1. Somewhere In Time
2. Meet Joe Black
3. The War
4. Shawshank Redemption
5. It's A Wonderful Life

Ok... give it your best shot... :tongue:


----------



## teddy564339 (Jun 23, 2010)

Ooh, this sounds fun. :happy:

1. Howl's Moving Castle

2. Office Space

3. Brotherhood of the Wolf

4. The Green Mile

5. The Care Bears Movie 2: A New Generation (childhood nostalgia ftw!)


----------



## scarygirl (Aug 12, 2010)

I don't know most of the movies you listed, but I'll give it a try...
You have a childlike spirit and are kind-hearted in the most sweet way. You like it a bit childish at times, and you all are candy. You like fantasy and moving away from reality for a time.

1.V for Vendetta
2.Little Miss Sunshine
3.Juno
4.Atonement
5.Mean girls

just 5? seriously?


----------



## pretty.Odd (Oct 7, 2010)

confusedone said:


> As of now...
> 
> - Being John Malkovich
> - Trainspotting
> ...


You like shooting up smack while trying to mate with one of the nurses at the mental health facility. Your excuse is that you're trying to save the human race.


----------



## midnightblonde (Aug 12, 2010)

A Clockwork Orange
Donnie Darko
Mulholland Drive
Blue Velvet
Inception


----------



## Aerorobyn (Nov 11, 2009)

Wonkavision said:


> You are flexible and you have a very open mind.
> 
> Unfortunately, there's no limit to the paltry trash it absorbs. :tongue:


I'm sorry, I just feel cheated. I think you've given me the shortest analyzing session so far! :crying: I demand a lengthier, more thought out one!  


And while we're at it: 

1. The Green Mile
2. Blade Runner
3. Lion King
4. Office Space
5. P.S. I Love You


----------



## TheWaffle (Aug 4, 2010)

The Emperor's New Groove (admittedly)
Stripes
Eagle Eye
Sherlock Holmes
Inception


----------



## Exayevie (Jul 28, 2010)

1. The Lord of the Rings
2. Amadeus
3. Pirates of the Caribbean I
4. National Treasure
5. Inception


----------



## Vaka (Feb 26, 2010)

- The Mirrormask
- Natural Born Killers
- The Lord of the Rings
- The Believer
- Afterschool


----------



## Toska (Jan 10, 2010)

- Lost in Translation
- American Beauty
- Kill Bill
- Mulholland Drive
- Synechdoche, NY


----------



## tuna (Jun 10, 2010)

1. Summer Wars
2. The Road to El Dorado
3. Mulan
4. Hercules
5. Into the Woods (this totally counts as a movie shhh)


----------



## Jojo (Jul 5, 2010)

1. Boondock Saints
2. Forrest Gump
3. Hangover
4. Dark Knight
5. Matrix


----------



## AdAstraPerAspera (Oct 14, 2009)

# # # #

• [Aim A] List every film title that shows up in more than one poster's list in the forum thread.
• [Aim B] Say whether each statement agrees with the forum thread. Answer yes or no, and quote the deciding words. (i) The first film teddy564339 lists is Howl's Moving Castle. (ii) scarygirl says she knows most of the movies in the list she replies to. (iii) The fifth entry in tuna's list is Into the Woods.
• [Aim C] Reproduce word for word the part of the forum thread starting with "3. Brotherhood of" and going on through "it a try...".

• [Material provided]
# # # #

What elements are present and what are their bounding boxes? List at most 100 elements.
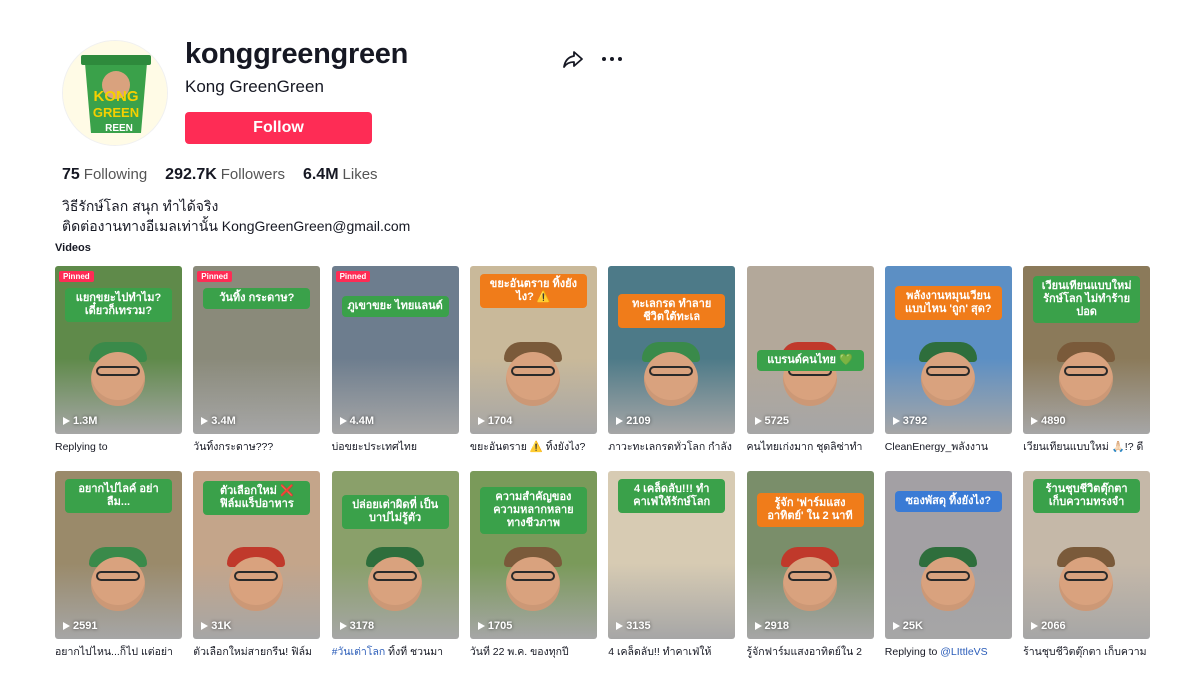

# # # #

• [Finished answer A] The Green Mile, Office Space, Inception, Mulholland Drive, The Lord of the Rings

• [Finished answer B]
(i) Yes: "1. Howl's Moving Castle"
(ii) No: "I don't know most of the movies you listed"
(iii) Yes: "5. Into the Woods (this totally counts as a movie shhh)"

• [Finished answer C]
3. Brotherhood of the Wolf

4. The Green Mile

5. The Care Bears Movie 2: A New Generation (childhood nostalgia ftw!)


----------



## scarygirl (Aug 12, 2010)

I don't know most of the movies you listed, but I'll give it a try...